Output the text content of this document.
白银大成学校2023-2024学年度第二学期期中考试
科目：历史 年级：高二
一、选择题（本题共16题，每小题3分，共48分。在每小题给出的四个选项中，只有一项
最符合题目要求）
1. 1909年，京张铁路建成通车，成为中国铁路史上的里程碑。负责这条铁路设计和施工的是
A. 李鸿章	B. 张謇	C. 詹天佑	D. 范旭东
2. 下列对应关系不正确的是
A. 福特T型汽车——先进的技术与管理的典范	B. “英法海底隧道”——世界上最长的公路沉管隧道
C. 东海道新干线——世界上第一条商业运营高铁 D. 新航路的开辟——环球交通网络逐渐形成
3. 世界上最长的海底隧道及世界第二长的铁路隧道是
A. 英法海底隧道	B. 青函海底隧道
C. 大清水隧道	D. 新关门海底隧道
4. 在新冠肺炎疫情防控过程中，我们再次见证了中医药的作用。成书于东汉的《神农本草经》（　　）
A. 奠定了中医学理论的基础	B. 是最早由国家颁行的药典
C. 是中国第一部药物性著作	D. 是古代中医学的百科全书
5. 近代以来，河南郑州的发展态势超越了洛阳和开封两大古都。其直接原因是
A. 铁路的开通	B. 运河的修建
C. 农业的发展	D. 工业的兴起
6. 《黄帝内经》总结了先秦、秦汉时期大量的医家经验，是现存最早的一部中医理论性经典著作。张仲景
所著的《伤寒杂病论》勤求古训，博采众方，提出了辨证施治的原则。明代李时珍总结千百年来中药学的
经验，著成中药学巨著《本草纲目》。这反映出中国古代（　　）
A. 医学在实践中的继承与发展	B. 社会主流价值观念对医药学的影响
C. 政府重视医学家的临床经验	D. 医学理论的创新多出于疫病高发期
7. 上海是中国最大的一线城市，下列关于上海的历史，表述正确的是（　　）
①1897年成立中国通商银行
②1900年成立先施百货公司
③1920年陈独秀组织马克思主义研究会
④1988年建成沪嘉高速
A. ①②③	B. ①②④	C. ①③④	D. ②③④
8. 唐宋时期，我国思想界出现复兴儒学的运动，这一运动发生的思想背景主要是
+ + +
- _Problem to solve_
Return each line of the data that contains the string "英法海底隧道".

- _Solution_
A. 福特T型汽车——先进的技术与管理的典范	B. “英法海底隧道”——世界上最长的公路沉管隧道
A. 英法海底隧道	B. 青函海底隧道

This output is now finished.